──────── Excerpted text

Am I wrong in thinking that notify_send_redirect in the fork of rtmp-module already supports this use case? Can you briefly explain what exactly it does if not sending the redirect to the client? No real documentation to find :)

winshining commented 6 years ago

@frickenate Sorry, I have no idea about directive 'notify_send_redirect'. What I've done is similar to what nginx does when it is used on Unix-like platforms (Windows doesn't support unix domain socket) and used in multi-processes mode: a process serves as a publisher, and relays streams to other processes, this is done through the locally unix domain sockets on a single machine. I extended the feature according to proxy & upstream features used in HTTP modules in nginx, simple redirect can be automatically done by it, without the help of sending redirect to the client. In addition, with it, you can play the stream both on the redirected servers and the balancer, since your play will also be relayed to the upstream servers.

────────────────

:: Task requirements ::
a) Write out the part of the rtmp-module discussion between "winshining commented 6" and "the upstream servers.", inclusive, word for word.
b) Continue the rtmp-module discussion past its last sentence.

──────── Source material

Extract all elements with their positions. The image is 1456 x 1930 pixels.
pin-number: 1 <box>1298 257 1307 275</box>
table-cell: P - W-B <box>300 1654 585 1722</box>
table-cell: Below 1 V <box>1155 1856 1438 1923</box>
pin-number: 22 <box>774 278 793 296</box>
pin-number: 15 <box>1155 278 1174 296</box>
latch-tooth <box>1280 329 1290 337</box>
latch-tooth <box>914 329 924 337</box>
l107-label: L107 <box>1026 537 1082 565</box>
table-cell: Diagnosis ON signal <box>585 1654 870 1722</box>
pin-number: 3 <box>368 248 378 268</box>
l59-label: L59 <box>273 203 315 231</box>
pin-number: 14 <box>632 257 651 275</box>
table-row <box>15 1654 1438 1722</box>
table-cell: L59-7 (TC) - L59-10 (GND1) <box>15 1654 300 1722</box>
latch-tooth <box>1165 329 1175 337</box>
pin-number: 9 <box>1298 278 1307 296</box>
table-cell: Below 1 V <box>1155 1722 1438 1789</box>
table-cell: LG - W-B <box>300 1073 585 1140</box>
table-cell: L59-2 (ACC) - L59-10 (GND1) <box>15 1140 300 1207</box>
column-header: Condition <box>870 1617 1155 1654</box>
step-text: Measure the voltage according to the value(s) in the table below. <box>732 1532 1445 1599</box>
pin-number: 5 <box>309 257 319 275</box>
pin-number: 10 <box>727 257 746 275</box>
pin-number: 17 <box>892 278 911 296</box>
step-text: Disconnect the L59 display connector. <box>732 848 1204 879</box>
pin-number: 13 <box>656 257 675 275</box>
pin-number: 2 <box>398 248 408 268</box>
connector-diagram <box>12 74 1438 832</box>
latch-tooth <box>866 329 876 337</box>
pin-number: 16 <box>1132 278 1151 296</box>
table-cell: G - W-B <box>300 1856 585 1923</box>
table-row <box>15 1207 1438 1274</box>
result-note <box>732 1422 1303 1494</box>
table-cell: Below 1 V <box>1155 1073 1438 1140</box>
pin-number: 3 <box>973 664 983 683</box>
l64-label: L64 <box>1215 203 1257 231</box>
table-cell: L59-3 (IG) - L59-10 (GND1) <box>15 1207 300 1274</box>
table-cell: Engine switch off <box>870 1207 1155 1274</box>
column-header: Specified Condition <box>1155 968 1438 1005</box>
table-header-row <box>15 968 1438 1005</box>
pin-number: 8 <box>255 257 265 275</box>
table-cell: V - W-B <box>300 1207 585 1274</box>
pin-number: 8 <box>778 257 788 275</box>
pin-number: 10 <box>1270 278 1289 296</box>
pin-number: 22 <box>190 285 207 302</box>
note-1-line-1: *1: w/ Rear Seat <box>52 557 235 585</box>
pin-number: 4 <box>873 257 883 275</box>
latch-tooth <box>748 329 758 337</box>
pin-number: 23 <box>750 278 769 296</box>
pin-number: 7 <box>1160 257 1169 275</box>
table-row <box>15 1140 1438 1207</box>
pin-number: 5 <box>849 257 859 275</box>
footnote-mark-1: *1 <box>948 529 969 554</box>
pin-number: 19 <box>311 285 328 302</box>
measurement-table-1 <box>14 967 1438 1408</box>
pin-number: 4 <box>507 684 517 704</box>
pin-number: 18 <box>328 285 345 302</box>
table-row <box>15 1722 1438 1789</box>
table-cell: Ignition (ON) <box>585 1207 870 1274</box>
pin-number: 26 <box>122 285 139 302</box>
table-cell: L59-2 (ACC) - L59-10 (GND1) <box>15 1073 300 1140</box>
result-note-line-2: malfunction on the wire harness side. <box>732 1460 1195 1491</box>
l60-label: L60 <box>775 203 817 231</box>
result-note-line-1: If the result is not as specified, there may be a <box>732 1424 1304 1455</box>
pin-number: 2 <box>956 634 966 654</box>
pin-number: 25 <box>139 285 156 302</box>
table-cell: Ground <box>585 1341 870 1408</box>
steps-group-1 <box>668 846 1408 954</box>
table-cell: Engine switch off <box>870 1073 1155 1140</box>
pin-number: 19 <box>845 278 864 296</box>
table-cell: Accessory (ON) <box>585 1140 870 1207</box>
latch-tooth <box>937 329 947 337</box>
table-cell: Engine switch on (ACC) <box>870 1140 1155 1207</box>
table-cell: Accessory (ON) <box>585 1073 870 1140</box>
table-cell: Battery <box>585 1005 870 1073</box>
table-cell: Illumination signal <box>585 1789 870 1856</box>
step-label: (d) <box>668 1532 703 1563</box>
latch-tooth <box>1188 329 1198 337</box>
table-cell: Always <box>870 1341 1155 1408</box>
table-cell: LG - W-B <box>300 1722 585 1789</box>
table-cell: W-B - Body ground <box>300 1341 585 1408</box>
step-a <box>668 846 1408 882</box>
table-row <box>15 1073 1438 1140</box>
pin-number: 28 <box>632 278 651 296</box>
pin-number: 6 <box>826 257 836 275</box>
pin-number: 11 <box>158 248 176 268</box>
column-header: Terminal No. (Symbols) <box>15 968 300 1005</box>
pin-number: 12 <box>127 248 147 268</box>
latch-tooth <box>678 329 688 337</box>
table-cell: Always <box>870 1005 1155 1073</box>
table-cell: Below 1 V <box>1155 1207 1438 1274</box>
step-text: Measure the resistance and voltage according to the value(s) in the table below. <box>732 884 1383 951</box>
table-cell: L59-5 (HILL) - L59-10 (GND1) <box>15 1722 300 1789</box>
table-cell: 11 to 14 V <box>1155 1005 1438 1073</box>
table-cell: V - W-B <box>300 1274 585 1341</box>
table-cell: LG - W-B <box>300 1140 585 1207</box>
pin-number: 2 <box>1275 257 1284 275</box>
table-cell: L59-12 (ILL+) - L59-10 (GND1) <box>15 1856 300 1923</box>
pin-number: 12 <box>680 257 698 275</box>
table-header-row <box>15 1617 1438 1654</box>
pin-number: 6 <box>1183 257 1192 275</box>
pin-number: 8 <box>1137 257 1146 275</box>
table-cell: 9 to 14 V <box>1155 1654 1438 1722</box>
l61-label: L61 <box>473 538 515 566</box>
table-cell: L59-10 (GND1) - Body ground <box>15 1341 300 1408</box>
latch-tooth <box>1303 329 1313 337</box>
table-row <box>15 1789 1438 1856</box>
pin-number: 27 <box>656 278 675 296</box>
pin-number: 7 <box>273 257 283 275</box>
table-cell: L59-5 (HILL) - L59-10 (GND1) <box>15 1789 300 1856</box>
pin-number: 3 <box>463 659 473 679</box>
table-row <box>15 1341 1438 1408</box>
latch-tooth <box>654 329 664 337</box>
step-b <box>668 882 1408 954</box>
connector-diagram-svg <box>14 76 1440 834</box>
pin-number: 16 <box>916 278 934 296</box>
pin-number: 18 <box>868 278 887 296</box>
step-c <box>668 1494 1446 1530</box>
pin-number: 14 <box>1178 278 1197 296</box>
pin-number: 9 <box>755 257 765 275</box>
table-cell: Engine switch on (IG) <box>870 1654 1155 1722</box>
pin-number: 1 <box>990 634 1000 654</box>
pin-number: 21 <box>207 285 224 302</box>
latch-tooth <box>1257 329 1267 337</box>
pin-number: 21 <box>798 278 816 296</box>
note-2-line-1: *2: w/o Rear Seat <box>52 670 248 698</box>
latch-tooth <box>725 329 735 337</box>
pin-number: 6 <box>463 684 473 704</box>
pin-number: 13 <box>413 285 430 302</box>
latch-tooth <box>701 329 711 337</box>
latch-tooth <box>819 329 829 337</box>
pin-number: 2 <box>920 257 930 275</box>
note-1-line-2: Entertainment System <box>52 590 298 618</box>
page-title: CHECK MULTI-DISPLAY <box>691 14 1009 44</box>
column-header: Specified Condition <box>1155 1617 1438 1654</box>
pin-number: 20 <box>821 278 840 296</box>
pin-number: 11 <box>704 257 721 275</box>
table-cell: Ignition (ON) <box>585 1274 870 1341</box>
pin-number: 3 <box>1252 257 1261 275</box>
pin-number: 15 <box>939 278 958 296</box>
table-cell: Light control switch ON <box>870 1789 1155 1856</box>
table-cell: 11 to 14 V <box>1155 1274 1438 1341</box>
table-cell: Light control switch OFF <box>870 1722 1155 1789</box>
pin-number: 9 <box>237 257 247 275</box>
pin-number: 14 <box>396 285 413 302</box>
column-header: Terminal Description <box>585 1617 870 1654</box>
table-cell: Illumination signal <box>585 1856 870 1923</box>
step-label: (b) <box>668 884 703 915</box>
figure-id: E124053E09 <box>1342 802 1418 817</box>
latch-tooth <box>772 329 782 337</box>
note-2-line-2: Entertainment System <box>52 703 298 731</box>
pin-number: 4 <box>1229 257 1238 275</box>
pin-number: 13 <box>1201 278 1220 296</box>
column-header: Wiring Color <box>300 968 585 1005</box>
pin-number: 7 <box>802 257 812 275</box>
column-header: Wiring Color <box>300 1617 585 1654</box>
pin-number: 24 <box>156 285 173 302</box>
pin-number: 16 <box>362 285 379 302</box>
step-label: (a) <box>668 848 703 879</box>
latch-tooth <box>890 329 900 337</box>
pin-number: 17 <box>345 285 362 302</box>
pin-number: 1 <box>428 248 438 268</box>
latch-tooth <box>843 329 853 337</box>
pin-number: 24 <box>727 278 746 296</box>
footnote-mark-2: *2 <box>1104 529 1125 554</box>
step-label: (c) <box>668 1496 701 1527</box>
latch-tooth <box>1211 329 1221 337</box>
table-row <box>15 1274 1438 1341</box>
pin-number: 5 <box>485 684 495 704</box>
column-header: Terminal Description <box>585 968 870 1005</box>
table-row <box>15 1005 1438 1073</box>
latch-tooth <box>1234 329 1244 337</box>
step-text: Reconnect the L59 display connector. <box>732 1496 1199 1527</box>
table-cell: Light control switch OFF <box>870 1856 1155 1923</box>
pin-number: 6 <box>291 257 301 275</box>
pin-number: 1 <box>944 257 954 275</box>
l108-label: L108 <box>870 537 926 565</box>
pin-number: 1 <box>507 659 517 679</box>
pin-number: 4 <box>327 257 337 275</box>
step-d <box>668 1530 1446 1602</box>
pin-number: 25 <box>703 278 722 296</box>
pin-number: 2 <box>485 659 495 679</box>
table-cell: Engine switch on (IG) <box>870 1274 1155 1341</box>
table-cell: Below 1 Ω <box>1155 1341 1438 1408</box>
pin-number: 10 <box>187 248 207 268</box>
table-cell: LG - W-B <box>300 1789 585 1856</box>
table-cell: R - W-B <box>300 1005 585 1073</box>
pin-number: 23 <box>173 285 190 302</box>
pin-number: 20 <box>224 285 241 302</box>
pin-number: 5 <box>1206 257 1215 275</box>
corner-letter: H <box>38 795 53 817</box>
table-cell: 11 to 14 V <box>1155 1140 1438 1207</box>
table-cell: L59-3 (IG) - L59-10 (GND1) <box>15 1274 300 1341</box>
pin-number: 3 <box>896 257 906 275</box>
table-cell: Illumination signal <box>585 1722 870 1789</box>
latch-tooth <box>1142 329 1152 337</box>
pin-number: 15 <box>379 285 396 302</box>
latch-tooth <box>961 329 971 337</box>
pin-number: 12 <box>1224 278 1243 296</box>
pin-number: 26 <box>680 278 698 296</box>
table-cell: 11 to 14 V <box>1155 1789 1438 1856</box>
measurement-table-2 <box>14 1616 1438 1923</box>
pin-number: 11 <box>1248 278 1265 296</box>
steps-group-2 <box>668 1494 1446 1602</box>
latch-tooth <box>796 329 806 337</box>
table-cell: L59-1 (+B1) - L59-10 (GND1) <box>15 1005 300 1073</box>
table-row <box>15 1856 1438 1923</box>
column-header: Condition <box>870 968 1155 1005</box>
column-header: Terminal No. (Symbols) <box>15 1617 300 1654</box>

────────────────

:: Your written answers ::
a)
winshining commented 6 years ago

@frickenate Sorry, I have no idea about directive 'notify_send_redirect'. What I've done is similar to what nginx does when it is used on Unix-like platforms (Windows doesn't support unix domain socket) and used in multi-processes mode: a process serves as a publisher, and relays streams to other processes, this is done through the locally unix domain sockets on a single machine. I extended the feature according to proxy & upstream features used in HTTP modules in nginx, simple redirect can be automatically done by it, without the help of sending redirect to the client. In addition, with it, you can play the stream both on the redirected servers and the balancer, since your play will also be relayed to the upstream servers.

b)
frickenate commented 6 years ago

We're talking about different functionality then. I'm looking for a "simple" redirect from one rtmp server to another, the same way I can do an http redirect from http://example1.com/ to http://example2.com/. What you are talking about is a reverse proxy, where http://example1.com/ would proxy the request to http://example2.com/, instead of telling the client to go look at example2.com themselves. That is not acceptable as it requires twice the bandwidth (as well as cpu and memory overhead). I believe this is what rtmp notify redirect is supposed to accomplish - but I might be wrong. I'm trying to avoid the extremely complicated and prohibitively expensive requirement of a setup known as "Direct Server Return", which heavily manipulates the TCP stack.

Basically: I should be able to handle thousands of publishers connecting to a single load balancer on publish.example.com, whereby each incoming publish connection is redirected to one of a hundred backend servers (ie: publish001.example.com through publish100.example.com). Having publish.example.com be a reverse proxy to 100 backend servers doesn't work - you can't support a reverse proxy of 1,000+ clients at 1000-3000 KB bitrate each.

sergey-dryabzhinsky commented 6 years ago

@frickenate The main issue is publisher itself. It must understand "redirect" status error response. Like I mention

I suppose that simplest way is to make a pool of receivers (domains). And each of them will have several IPs defined in DNS. Which may round-robin them or stick some to sender IP. Or use some CDN, like Akamai / Cloudflare.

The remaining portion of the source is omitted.